(Dataset entries)
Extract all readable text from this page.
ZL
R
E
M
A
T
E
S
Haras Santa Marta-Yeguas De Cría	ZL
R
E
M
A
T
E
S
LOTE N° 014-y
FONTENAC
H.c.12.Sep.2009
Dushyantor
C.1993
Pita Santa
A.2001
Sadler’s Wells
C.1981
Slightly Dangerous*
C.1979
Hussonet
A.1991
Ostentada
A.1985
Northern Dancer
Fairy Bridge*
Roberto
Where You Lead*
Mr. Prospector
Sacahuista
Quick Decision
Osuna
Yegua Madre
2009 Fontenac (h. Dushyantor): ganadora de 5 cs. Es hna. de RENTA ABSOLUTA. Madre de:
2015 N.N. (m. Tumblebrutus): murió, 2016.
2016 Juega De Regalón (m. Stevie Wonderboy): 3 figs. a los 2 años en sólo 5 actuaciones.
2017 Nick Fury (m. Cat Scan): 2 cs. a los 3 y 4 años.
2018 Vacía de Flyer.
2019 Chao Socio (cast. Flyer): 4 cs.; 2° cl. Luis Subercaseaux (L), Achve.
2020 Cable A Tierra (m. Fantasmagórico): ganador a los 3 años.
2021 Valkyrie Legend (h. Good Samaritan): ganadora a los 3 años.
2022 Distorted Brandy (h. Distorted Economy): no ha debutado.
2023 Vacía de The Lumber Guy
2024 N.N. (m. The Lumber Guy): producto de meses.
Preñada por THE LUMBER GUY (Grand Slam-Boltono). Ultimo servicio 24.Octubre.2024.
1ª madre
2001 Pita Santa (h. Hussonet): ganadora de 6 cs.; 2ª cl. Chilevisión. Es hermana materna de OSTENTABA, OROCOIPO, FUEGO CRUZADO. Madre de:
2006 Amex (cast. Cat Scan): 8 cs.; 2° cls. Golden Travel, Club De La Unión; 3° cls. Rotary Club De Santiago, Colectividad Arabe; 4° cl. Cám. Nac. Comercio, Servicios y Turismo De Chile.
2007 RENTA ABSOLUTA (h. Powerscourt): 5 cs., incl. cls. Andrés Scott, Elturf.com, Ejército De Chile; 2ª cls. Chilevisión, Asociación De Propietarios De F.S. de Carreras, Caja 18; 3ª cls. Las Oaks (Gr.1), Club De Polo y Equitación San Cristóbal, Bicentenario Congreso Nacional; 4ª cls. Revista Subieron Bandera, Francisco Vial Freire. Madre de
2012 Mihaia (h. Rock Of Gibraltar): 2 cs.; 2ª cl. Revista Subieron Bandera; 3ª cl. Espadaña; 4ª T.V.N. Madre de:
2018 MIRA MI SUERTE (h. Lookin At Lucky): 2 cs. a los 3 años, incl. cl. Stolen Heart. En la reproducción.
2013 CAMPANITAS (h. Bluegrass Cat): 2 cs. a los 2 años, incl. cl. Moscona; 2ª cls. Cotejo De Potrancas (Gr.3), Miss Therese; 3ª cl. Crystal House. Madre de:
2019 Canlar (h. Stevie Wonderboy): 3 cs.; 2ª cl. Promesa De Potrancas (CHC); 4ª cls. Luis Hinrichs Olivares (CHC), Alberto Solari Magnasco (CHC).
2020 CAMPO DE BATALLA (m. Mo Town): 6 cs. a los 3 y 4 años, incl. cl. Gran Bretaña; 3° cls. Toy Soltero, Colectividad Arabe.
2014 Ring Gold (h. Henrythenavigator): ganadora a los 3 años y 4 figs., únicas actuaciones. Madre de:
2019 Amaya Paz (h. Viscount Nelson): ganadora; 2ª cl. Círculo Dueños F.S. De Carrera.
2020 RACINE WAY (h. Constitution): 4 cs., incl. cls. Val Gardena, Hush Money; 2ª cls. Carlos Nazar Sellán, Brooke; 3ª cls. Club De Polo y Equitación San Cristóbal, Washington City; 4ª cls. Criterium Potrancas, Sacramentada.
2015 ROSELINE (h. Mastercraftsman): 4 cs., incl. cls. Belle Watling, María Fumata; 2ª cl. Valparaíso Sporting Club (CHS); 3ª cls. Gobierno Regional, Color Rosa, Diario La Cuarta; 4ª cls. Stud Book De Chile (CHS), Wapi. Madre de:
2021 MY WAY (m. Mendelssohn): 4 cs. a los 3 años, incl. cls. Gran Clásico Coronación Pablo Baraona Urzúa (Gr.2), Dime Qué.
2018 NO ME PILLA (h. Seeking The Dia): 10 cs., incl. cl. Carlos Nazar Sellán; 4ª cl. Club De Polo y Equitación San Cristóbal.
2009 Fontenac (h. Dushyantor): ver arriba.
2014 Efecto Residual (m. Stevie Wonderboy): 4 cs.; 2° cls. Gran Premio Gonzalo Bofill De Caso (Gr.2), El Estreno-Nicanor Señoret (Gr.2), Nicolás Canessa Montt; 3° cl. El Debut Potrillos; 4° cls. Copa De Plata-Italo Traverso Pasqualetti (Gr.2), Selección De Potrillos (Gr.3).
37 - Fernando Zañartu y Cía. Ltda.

DO THIS: Print out every record again, exactly and in full.

RESULT OF THE TASK:
Extract all readable text from this page.
ZL
R
E
M
A
T
E
S
Haras Santa Marta-Yeguas De Cría	ZL
R
E
M
A
T
E
S
LOTE N° 014-y
FONTENAC
H.c.12.Sep.2009
Dushyantor
C.1993
Pita Santa
A.2001
Sadler’s Wells
C.1981
Slightly Dangerous*
C.1979
Hussonet
A.1991
Ostentada
A.1985
Northern Dancer
Fairy Bridge*
Roberto
Where You Lead*
Mr. Prospector
Sacahuista
Quick Decision
Osuna
Yegua Madre
2009 Fontenac (h. Dushyantor): ganadora de 5 cs. Es hna. de RENTA ABSOLUTA. Madre de:
2015 N.N. (m. Tumblebrutus): murió, 2016.
2016 Juega De Regalón (m. Stevie Wonderboy): 3 figs. a los 2 años en sólo 5 actuaciones.
2017 Nick Fury (m. Cat Scan): 2 cs. a los 3 y 4 años.
2018 Vacía de Flyer.
2019 Chao Socio (cast. Flyer): 4 cs.; 2° cl. Luis Subercaseaux (L), Achve.
2020 Cable A Tierra (m. Fantasmagórico): ganador a los 3 años.
2021 Valkyrie Legend (h. Good Samaritan): ganadora a los 3 años.
2022 Distorted Brandy (h. Distorted Economy): no ha debutado.
2023 Vacía de The Lumber Guy
2024 N.N. (m. The Lumber Guy): producto de meses.
Preñada por THE LUMBER GUY (Grand Slam-Boltono). Ultimo servicio 24.Octubre.2024.
1ª madre
2001 Pita Santa (h. Hussonet): ganadora de 6 cs.; 2ª cl. Chilevisión. Es hermana materna de OSTENTABA, OROCOIPO, FUEGO CRUZADO. Madre de:
2006 Amex (cast. Cat Scan): 8 cs.; 2° cls. Golden Travel, Club De La Unión; 3° cls. Rotary Club De Santiago, Colectividad Arabe; 4° cl. Cám. Nac. Comercio, Servicios y Turismo De Chile.
2007 RENTA ABSOLUTA (h. Powerscourt): 5 cs., incl. cls. Andrés Scott, Elturf.com, Ejército De Chile; 2ª cls. Chilevisión, Asociación De Propietarios De F.S. de Carreras, Caja 18; 3ª cls. Las Oaks (Gr.1), Club De Polo y Equitación San Cristóbal, Bicentenario Congreso Nacional; 4ª cls. Revista Subieron Bandera, Francisco Vial Freire. Madre de
2012 Mihaia (h. Rock Of Gibraltar): 2 cs.; 2ª cl. Revista Subieron Bandera; 3ª cl. Espadaña; 4ª T.V.N. Madre de:
2018 MIRA MI SUERTE (h. Lookin At Lucky): 2 cs. a los 3 años, incl. cl. Stolen Heart. En la reproducción.
2013 CAMPANITAS (h. Bluegrass Cat): 2 cs. a los 2 años, incl. cl. Moscona; 2ª cls. Cotejo De Potrancas (Gr.3), Miss Therese; 3ª cl. Crystal House. Madre de:
2019 Canlar (h. Stevie Wonderboy): 3 cs.; 2ª cl. Promesa De Potrancas (CHC); 4ª cls. Luis Hinrichs Olivares (CHC), Alberto Solari Magnasco (CHC).
2020 CAMPO DE BATALLA (m. Mo Town): 6 cs. a los 3 y 4 años, incl. cl. Gran Bretaña; 3° cls. Toy Soltero, Colectividad Arabe.
2014 Ring Gold (h. Henrythenavigator): ganadora a los 3 años y 4 figs., únicas actuaciones. Madre de:
2019 Amaya Paz (h. Viscount Nelson): ganadora; 2ª cl. Círculo Dueños F.S. De Carrera.
2020 RACINE WAY (h. Constitution): 4 cs., incl. cls. Val Gardena, Hush Money; 2ª cls. Carlos Nazar Sellán, Brooke; 3ª cls. Club De Polo y Equitación San Cristóbal, Washington City; 4ª cls. Criterium Potrancas, Sacramentada.
2015 ROSELINE (h. Mastercraftsman): 4 cs., incl. cls. Belle Watling, María Fumata; 2ª cl. Valparaíso Sporting Club (CHS); 3ª cls. Gobierno Regional, Color Rosa, Diario La Cuarta; 4ª cls. Stud Book De Chile (CHS), Wapi. Madre de:
2021 MY WAY (m. Mendelssohn): 4 cs. a los 3 años, incl. cls. Gran Clásico Coronación Pablo Baraona Urzúa (Gr.2), Dime Qué.
2018 NO ME PILLA (h. Seeking The Dia): 10 cs., incl. cl. Carlos Nazar Sellán; 4ª cl. Club De Polo y Equitación San Cristóbal.
2009 Fontenac (h. Dushyantor): ver arriba.
2014 Efecto Residual (m. Stevie Wonderboy): 4 cs.; 2° cls. Gran Premio Gonzalo Bofill De Caso (Gr.2), El Estreno-Nicanor Señoret (Gr.2), Nicolás Canessa Montt; 3° cl. El Debut Potrillos; 4° cls. Copa De Plata-Italo Traverso Pasqualetti (Gr.2), Selección De Potrillos (Gr.3).
37 - Fernando Zañartu y Cía. Ltda.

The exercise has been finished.